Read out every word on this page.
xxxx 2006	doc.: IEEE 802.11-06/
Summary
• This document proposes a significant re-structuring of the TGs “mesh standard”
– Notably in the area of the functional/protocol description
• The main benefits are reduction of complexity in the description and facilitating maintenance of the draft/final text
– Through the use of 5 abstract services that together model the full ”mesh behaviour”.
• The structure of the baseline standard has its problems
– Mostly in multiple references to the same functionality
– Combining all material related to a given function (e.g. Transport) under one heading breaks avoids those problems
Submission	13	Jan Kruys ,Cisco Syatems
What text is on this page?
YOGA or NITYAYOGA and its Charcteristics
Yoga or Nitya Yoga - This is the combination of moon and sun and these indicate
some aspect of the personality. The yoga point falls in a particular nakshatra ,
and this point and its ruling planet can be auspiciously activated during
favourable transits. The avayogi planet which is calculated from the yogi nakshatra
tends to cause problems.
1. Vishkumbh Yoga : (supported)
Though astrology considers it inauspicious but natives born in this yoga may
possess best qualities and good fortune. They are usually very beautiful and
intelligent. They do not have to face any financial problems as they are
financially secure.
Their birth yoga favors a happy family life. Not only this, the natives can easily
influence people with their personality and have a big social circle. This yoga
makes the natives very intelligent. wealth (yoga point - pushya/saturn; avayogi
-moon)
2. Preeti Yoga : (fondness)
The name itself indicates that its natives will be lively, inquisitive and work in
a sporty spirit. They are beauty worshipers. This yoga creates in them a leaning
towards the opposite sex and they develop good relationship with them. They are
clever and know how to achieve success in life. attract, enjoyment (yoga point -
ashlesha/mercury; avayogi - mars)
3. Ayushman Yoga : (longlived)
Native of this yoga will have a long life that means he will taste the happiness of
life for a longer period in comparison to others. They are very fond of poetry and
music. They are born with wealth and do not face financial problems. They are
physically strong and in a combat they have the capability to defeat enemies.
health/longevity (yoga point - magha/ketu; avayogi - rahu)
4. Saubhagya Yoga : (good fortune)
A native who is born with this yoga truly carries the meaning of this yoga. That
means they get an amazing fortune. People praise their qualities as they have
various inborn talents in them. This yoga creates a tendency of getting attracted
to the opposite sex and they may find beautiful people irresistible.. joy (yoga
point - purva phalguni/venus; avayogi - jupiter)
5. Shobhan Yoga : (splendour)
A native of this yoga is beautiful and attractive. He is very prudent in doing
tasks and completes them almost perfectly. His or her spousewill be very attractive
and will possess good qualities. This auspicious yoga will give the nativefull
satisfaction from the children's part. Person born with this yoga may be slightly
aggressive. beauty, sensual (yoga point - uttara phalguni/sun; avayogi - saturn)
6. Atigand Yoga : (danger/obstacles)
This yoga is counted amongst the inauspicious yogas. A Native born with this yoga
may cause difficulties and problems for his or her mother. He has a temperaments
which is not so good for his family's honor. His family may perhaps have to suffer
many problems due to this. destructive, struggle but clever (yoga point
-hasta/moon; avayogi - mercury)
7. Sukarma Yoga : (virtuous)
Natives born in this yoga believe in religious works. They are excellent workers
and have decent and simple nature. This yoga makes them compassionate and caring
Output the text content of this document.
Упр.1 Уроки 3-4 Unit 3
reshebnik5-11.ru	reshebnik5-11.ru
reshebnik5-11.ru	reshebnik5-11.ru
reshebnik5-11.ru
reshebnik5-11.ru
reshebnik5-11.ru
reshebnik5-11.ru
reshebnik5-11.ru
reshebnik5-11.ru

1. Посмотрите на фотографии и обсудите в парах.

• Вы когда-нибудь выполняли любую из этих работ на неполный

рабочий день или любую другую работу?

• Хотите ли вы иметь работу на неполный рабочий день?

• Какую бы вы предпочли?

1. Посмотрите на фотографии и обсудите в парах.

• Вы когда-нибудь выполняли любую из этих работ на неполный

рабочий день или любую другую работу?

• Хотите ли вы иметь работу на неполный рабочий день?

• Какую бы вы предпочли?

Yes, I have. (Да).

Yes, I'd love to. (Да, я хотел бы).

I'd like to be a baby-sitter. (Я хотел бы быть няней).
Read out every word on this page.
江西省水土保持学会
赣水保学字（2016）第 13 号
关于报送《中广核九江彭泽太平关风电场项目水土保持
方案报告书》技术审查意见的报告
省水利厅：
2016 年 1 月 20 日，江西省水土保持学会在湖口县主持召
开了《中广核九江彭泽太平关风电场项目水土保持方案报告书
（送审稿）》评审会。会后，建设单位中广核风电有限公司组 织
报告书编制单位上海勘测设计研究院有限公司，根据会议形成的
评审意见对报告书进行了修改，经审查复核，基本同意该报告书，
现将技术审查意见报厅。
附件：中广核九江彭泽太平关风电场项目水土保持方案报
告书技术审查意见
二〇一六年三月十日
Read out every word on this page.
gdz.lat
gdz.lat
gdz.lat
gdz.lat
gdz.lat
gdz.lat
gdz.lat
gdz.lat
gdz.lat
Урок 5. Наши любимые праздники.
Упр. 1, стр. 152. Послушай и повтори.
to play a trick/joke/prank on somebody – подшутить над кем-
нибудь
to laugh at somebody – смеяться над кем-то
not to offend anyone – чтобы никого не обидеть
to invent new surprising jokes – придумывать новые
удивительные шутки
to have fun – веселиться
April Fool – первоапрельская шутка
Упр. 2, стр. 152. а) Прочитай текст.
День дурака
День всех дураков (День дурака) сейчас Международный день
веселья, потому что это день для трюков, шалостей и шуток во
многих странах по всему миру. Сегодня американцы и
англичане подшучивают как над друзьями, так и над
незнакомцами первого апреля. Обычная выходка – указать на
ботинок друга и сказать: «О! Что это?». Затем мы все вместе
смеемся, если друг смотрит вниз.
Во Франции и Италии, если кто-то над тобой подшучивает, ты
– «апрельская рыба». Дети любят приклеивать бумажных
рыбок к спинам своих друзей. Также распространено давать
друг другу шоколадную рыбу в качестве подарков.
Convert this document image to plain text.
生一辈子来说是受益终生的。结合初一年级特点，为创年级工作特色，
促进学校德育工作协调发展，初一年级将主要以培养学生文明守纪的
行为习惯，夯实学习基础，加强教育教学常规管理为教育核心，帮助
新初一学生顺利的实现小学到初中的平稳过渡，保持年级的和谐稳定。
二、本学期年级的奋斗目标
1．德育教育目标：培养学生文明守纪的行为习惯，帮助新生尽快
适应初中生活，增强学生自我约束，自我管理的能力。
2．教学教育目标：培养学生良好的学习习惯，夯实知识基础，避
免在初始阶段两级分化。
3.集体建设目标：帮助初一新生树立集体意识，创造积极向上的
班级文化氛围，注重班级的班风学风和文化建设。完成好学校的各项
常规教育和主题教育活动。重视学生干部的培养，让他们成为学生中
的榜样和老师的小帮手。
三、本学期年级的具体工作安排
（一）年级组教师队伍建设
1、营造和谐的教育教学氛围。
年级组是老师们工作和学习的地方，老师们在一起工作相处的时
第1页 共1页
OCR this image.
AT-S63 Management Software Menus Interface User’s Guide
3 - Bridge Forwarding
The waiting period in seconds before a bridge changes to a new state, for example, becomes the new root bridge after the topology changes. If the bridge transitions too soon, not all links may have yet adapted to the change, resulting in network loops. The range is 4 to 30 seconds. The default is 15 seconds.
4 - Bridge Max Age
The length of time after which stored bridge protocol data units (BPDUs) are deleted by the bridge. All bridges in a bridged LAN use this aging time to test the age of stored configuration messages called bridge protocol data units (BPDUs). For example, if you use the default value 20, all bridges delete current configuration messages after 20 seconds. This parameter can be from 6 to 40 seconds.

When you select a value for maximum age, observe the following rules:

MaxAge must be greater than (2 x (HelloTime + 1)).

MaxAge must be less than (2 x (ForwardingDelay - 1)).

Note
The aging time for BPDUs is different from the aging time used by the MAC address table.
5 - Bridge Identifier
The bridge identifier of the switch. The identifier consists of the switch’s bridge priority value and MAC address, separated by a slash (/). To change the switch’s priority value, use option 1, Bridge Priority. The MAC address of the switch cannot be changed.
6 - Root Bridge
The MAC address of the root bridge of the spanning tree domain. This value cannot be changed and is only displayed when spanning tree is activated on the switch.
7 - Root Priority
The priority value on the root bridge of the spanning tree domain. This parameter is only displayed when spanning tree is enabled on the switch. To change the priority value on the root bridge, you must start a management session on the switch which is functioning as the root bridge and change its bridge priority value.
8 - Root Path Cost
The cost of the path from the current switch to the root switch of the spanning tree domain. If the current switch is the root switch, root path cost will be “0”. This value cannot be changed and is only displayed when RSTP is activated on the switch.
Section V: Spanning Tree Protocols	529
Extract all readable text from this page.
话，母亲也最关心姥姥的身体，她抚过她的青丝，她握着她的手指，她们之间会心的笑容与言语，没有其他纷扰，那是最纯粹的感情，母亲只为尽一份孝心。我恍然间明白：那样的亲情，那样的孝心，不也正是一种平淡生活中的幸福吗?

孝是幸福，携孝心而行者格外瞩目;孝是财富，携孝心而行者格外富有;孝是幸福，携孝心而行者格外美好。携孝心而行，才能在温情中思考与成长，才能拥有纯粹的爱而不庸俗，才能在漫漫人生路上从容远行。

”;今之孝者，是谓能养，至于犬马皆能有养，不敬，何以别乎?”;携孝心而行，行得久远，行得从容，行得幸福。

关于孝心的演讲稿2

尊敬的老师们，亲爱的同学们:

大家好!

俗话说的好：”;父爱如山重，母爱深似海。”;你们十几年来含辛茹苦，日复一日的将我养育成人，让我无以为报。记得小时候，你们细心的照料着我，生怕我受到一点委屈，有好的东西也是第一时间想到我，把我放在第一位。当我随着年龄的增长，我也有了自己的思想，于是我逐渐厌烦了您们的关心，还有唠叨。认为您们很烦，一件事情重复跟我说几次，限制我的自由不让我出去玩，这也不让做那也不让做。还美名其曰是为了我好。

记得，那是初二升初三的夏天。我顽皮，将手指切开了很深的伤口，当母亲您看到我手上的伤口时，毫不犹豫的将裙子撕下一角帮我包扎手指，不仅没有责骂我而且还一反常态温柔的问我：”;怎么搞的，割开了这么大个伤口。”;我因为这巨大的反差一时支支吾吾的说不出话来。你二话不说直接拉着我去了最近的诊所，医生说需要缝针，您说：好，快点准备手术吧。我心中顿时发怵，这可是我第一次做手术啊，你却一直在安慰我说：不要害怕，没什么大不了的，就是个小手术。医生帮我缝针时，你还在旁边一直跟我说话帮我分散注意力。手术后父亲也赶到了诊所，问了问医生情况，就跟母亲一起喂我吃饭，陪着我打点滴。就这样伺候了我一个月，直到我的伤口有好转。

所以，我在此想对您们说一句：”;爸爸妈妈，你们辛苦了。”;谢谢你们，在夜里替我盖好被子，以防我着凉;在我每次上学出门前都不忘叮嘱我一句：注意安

□ □ □

## EXERCISE AIM:
In the entries above, find every line holding the word "если" and copy it out.

## SOLUTION TO THIS PROBLEM:
смеемся, если друг смотрит вниз.
Во Франции и Италии, если кто-то над тобой подшучивает, ты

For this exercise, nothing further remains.